**INSTRUCTIONS TO FOLLOW**
Copy each line below that includes "Lecture".

** Start of DATA ENTRIES **

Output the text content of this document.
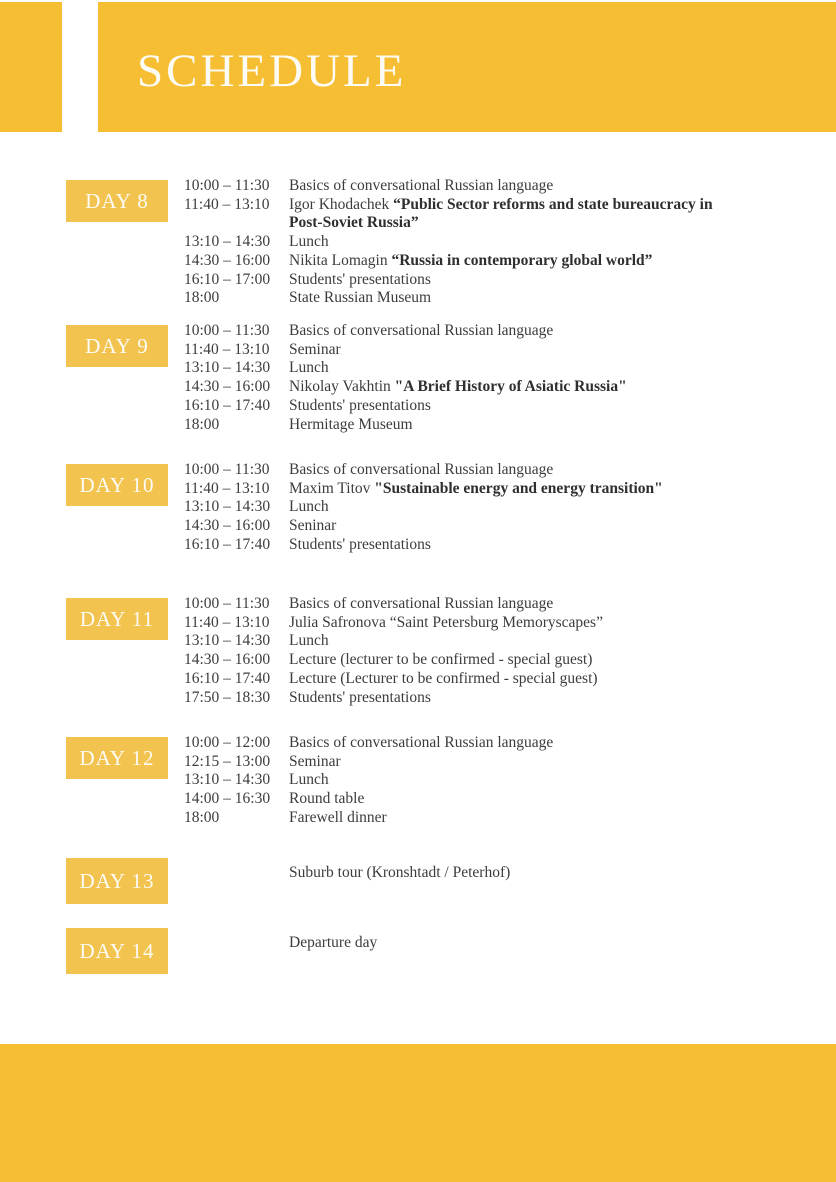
SCHEDULE
DAY 8
10:00 – 11:30	Basics of conversational Russian language
11:40 – 13:10	Igor Khodachek “Public Sector reforms and state bureaucracy in Post-Soviet Russia”
13:10 – 14:30	Lunch
14:30 – 16:00	Nikita Lomagin “Russia in contemporary global world”
16:10 – 17:00	Students' presentations
18:00	State Russian Museum
DAY 9
10:00 – 11:30	Basics of conversational Russian language
11:40 – 13:10	Seminar
13:10 – 14:30	Lunch
14:30 – 16:00	Nikolay Vakhtin "A Brief History of Asiatic Russia"
16:10 – 17:40	Students' presentations
18:00	Hermitage Museum
DAY 10
10:00 – 11:30	Basics of conversational Russian language
11:40 – 13:10	Maxim Titov "Sustainable energy and energy transition"
13:10 – 14:30	Lunch
14:30 – 16:00	Seninar
16:10 – 17:40	Students' presentations
DAY 11
10:00 – 11:30	Basics of conversational Russian language
11:40 – 13:10	Julia Safronova “Saint Petersburg Memoryscapes”
13:10 – 14:30	Lunch
14:30 – 16:00	Lecture (lecturer to be confirmed - special guest)
16:10 – 17:40	Lecture (Lecturer to be confirmed - special guest)
17:50 – 18:30	Students' presentations
DAY 12
10:00 – 12:00	Basics of conversational Russian language
12:15 – 13:00	Seminar
13:10 – 14:30	Lunch
14:00 – 16:30	Round table
18:00	Farewell dinner
DAY 13	Suburb tour (Kronshtadt / Peterhof)
DAY 14	Departure day
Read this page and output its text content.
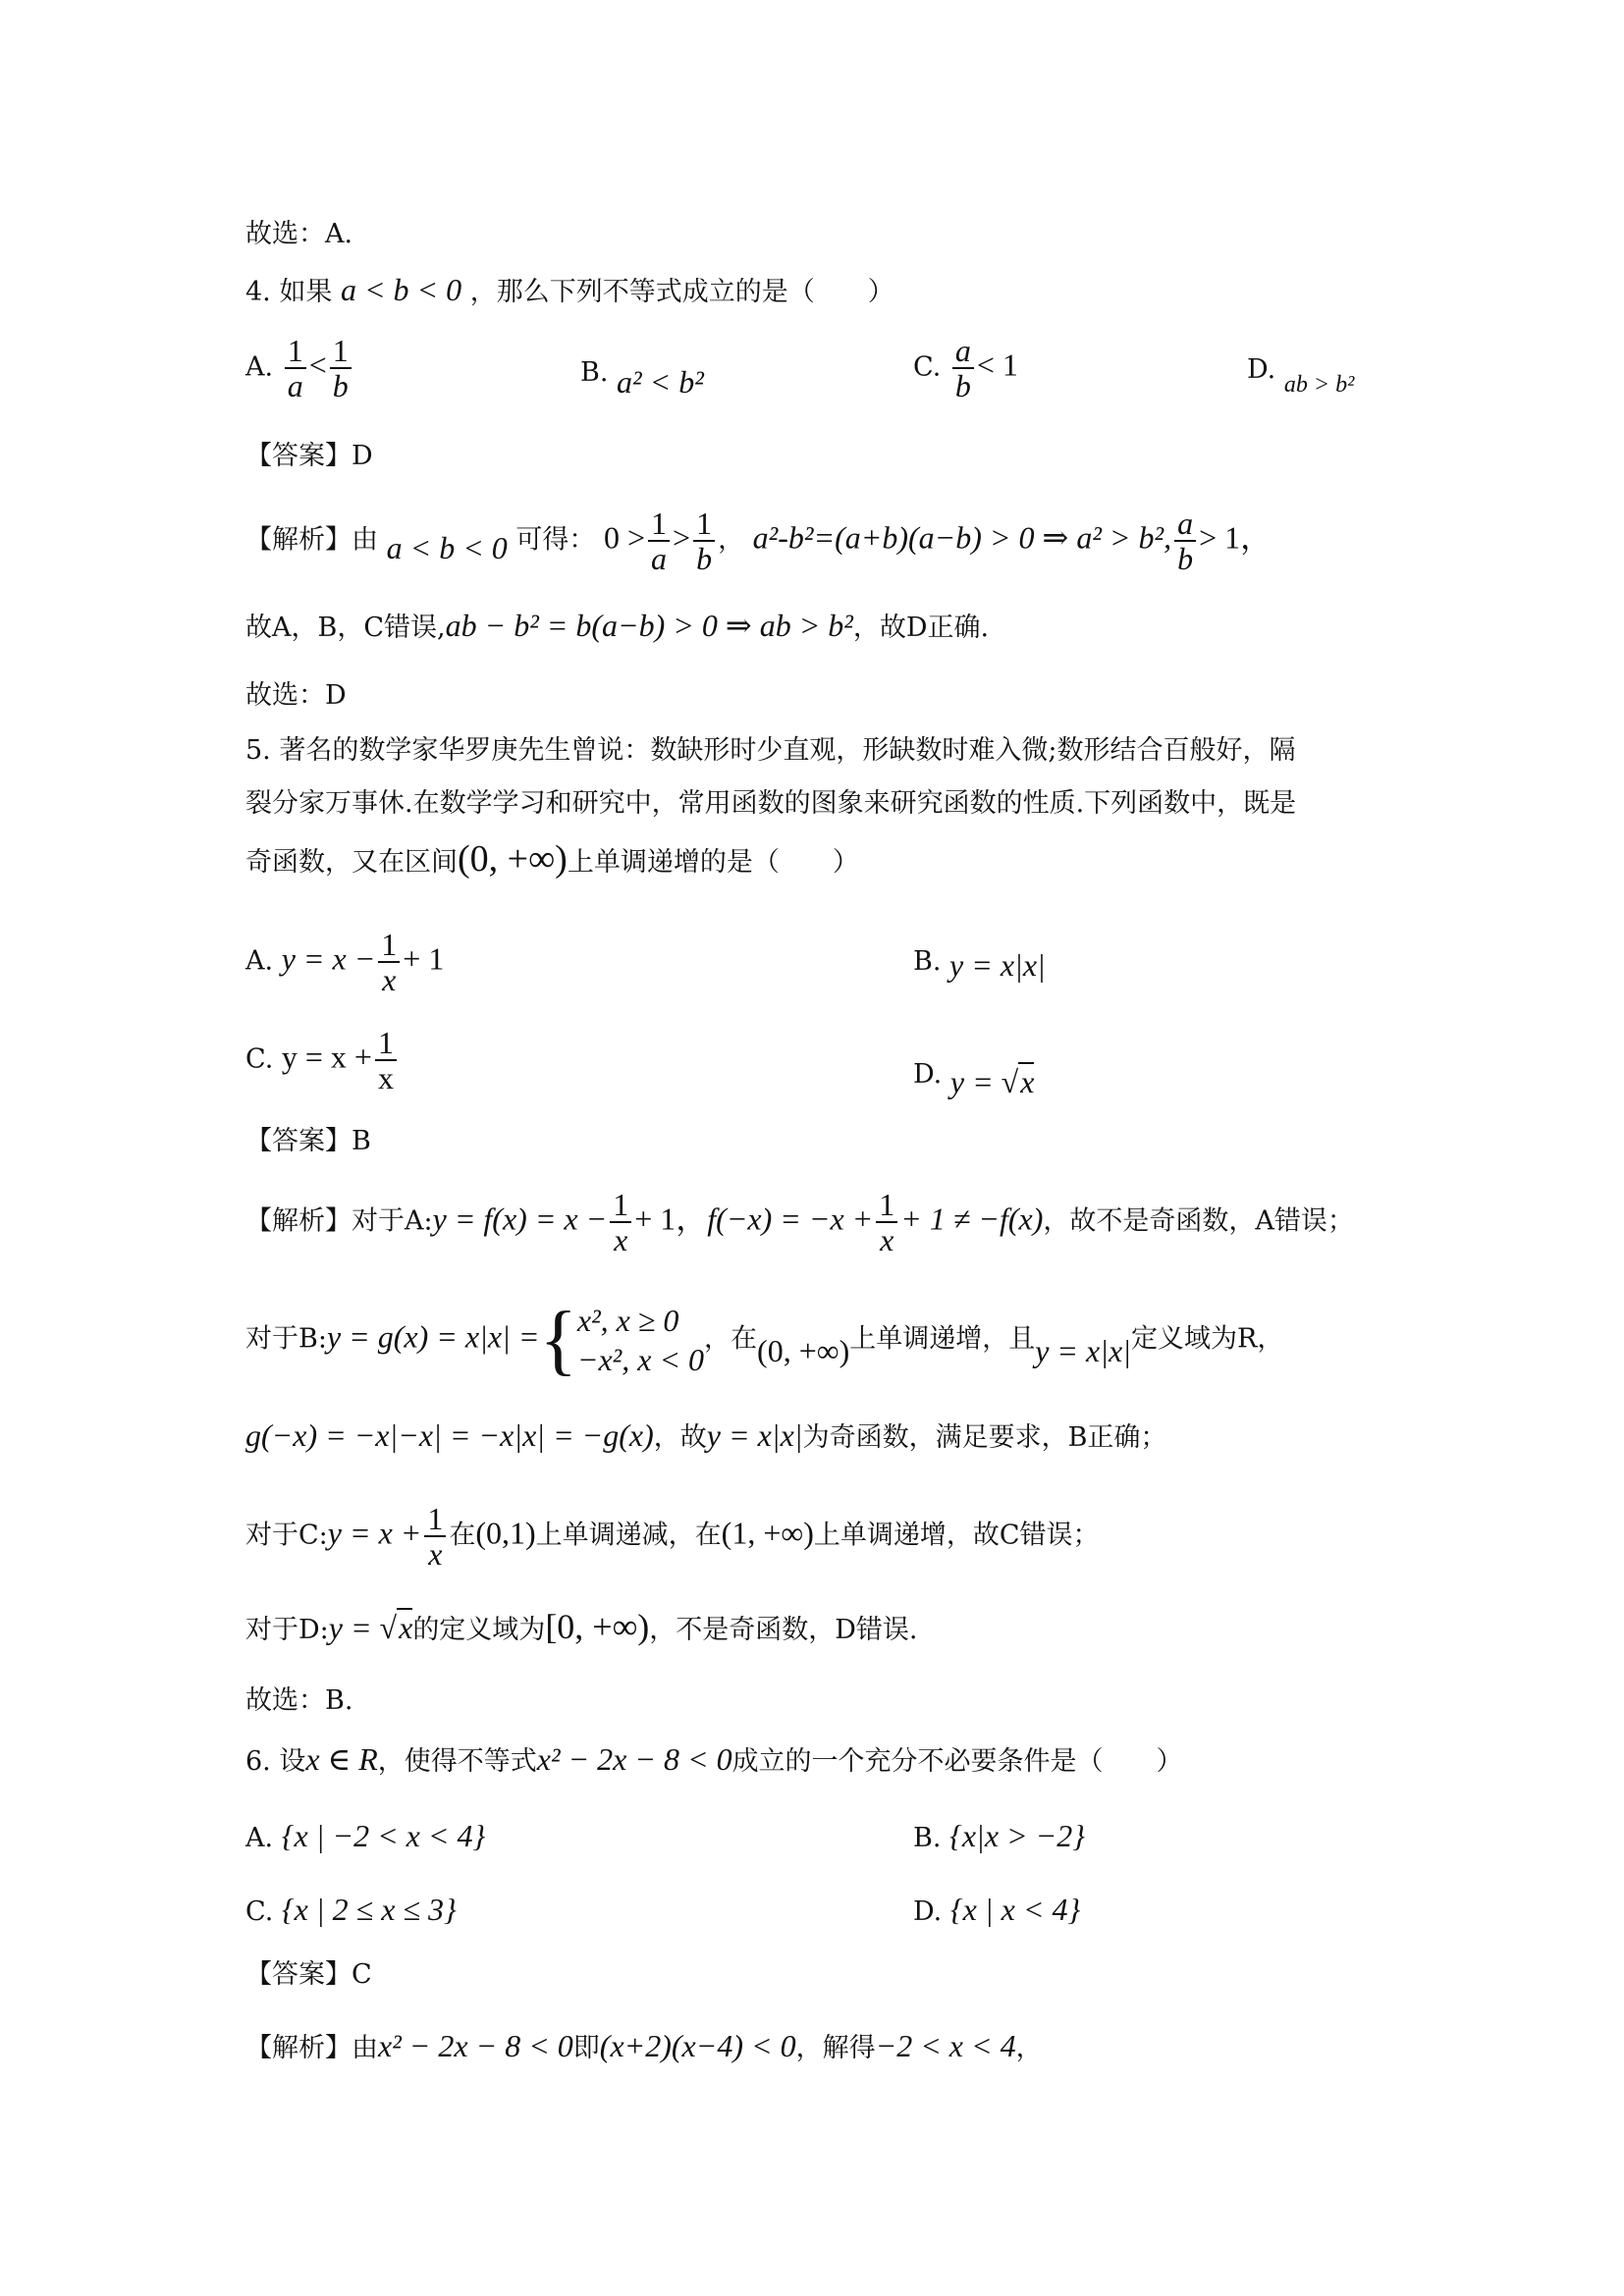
故选：A.
4. 如果 a < b < 0 ，那么下列不等式成立的是（　　）
A. $\frac{1}{a} < \frac{1}{b}$	B. a² < b²	C. $\frac{a}{b} < 1$	D. ab > b²
【答案】D
【解析】由 a < b < 0 可得： $0 > \frac{1}{a} > \frac{1}{b}$ ， a²-b²=(a+b)(a−b) > 0 ⇒ a² > b², $\frac{a}{b} > 1$，
故A，B，C错误,ab − b² = b(a−b) > 0 ⇒ ab > b²，故D正确.
故选：D
5. 著名的数学家华罗庚先生曾说：数缺形时少直观，形缺数时难入微;数形结合百般好，隔
裂分家万事休.在数学学习和研究中，常用函数的图象来研究函数的性质.下列函数中，既是
奇函数，又在区间(0, +∞)上单调递增的是（　　）
A. $y = x - \frac{1}{x} + 1$	B. y = x|x|
C. $y = x + \frac{1}{x}$	D. y = √x
【答案】B
【解析】对于A:y = $f(x) = x - \frac{1}{x} + 1$，$f(-x) = -x + \frac{1}{x} + 1 \ne -f(x)$，故不是奇函数，A错误；
对于B:y = g(x) = x|x| = { x², x ≥ 0
−x², x < 0
，在(0, +∞)上单调递增，且y = x|x|定义域为R，
g(−x) = −x|−x| = −x|x| = −g(x)，故y = x|x|为奇函数，满足要求，B正确；
对于C:y = $x + \frac{1}{x}$ 在(0,1)上单调递减，在(1, +∞)上单调递增，故C错误；
对于D:y = √x的定义域为[0, +∞)，不是奇函数，D错误.
故选：B.
6. 设x ∈ R，使得不等式x² − 2x − 8 < 0成立的一个充分不必要条件是（　　）
A. {x | −2 < x < 4}	B. {x|x > −2}
C. {x | 2 ≤ x ≤ 3}	D. {x | x < 4}
【答案】C
【解析】由x² − 2x − 8 < 0即(x+2)(x−4) < 0，解得−2 < x < 4，
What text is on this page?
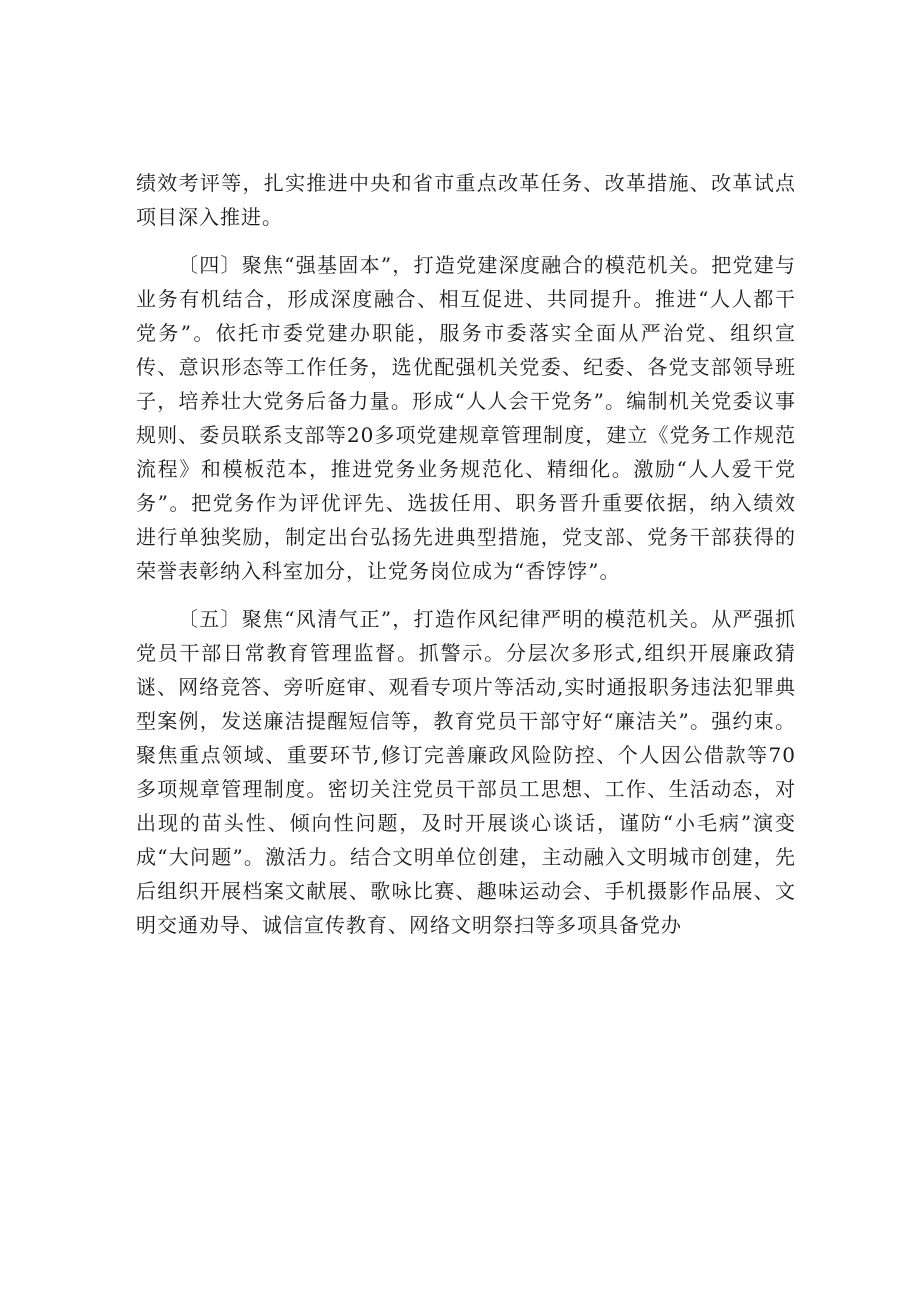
绩效考评等，扎实推进中央和省市重点改革任务、改革措施、改革试点项目深入推进。

〔四〕聚焦“强基固本”，打造党建深度融合的模范机关。把党建与业务有机结合，形成深度融合、相互促进、共同提升。推进“人人都干党务”。依托市委党建办职能，服务市委落实全面从严治党、组织宣传、意识形态等工作任务，选优配强机关党委、纪委、各党支部领导班子，培养壮大党务后备力量。形成“人人会干党务”。编制机关党委议事规则、委员联系支部等20多项党建规章管理制度，建立《党务工作规范流程》和模板范本，推进党务业务规范化、精细化。激励“人人爱干党务”。把党务作为评优评先、选拔任用、职务晋升重要依据，纳入绩效进行单独奖励，制定出台弘扬先进典型措施，党支部、党务干部获得的荣誉表彰纳入科室加分，让党务岗位成为“香饽饽”。

〔五〕聚焦“风清气正”，打造作风纪律严明的模范机关。从严强抓党员干部日常教育管理监督。抓警示。分层次多形式,组织开展廉政猜谜、网络竞答、旁听庭审、观看专项片等活动,实时通报职务违法犯罪典型案例，发送廉洁提醒短信等，教育党员干部守好“廉洁关”。强约束。聚焦重点领域、重要环节,修订完善廉政风险防控、个人因公借款等70多项规章管理制度。密切关注党员干部员工思想、工作、生活动态，对出现的苗头性、倾向性问题，及时开展谈心谈话，谨防“小毛病”演变成“大问题”。激活力。结合文明单位创建，主动融入文明城市创建，先后组织开展档案文献展、歌咏比赛、趣味运动会、手机摄影作品展、文明交通劝导、诚信宣传教育、网络文明祭扫等多项具备党办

** End of DATA ENTRIES **

**SOLVED EXERCISE**
14:30 – 16:00	Lecture (lecturer to be confirmed - special guest)
16:10 – 17:40	Lecture (Lecturer to be confirmed - special guest)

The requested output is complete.